Every line must be returned precisely as it is written.

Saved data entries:
++++++++++++++++++++

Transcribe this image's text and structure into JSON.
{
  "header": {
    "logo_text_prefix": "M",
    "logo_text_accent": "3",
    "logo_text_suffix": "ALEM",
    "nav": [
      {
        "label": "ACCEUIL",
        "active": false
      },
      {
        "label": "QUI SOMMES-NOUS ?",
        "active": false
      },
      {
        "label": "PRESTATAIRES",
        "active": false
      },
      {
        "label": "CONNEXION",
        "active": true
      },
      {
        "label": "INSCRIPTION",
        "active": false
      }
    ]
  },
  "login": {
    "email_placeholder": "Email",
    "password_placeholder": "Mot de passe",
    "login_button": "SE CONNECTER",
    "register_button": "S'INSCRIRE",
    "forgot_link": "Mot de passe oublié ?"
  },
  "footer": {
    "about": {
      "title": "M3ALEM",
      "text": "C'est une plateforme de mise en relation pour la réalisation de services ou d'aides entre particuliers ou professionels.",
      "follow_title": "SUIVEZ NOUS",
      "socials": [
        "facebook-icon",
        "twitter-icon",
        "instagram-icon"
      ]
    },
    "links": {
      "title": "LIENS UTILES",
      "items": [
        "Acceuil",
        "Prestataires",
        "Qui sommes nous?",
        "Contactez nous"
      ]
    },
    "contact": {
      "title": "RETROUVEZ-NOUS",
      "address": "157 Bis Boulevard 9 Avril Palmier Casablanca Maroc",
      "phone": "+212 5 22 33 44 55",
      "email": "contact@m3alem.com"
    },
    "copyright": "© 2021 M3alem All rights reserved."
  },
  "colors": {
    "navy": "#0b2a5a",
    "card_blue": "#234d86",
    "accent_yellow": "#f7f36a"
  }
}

++++++++++++++++++++

[Problem solution]
Transcribe this image's text and structure into JSON.
{
  "header": {
    "logo_text_prefix": "M",
    "logo_text_accent": "3",
    "logo_text_suffix": "ALEM",
    "nav": [
      {
        "label": "ACCEUIL",
        "active": false
      },
      {
        "label": "QUI SOMMES-NOUS ?",
        "active": false
      },
      {
        "label": "PRESTATAIRES",
        "active": false
      },
      {
        "label": "CONNEXION",
        "active": true
      },
      {
        "label": "INSCRIPTION",
        "active": false
      }
    ]
  },
  "login": {
    "email_placeholder": "Email",
    "password_placeholder": "Mot de passe",
    "login_button": "SE CONNECTER",
    "register_button": "S'INSCRIRE",
    "forgot_link": "Mot de passe oublié ?"
  },
  "footer": {
    "about": {
      "title": "M3ALEM",
      "text": "C'est une plateforme de mise en relation pour la réalisation de services ou d'aides entre particuliers ou professionels.",
      "follow_title": "SUIVEZ NOUS",
      "socials": [
        "facebook-icon",
        "twitter-icon",
        "instagram-icon"
      ]
    },
    "links": {
      "title": "LIENS UTILES",
      "items": [
        "Acceuil",
        "Prestataires",
        "Qui sommes nous?",
        "Contactez nous"
      ]
    },
    "contact": {
      "title": "RETROUVEZ-NOUS",
      "address": "157 Bis Boulevard 9 Avril Palmier Casablanca Maroc",
      "phone": "+212 5 22 33 44 55",
      "email": "contact@m3alem.com"
    },
    "copyright": "© 2021 M3alem All rights reserved."
  },
  "colors": {
    "navy": "#0b2a5a",
    "card_blue": "#234d86",
    "accent_yellow": "#f7f36a"
  }
}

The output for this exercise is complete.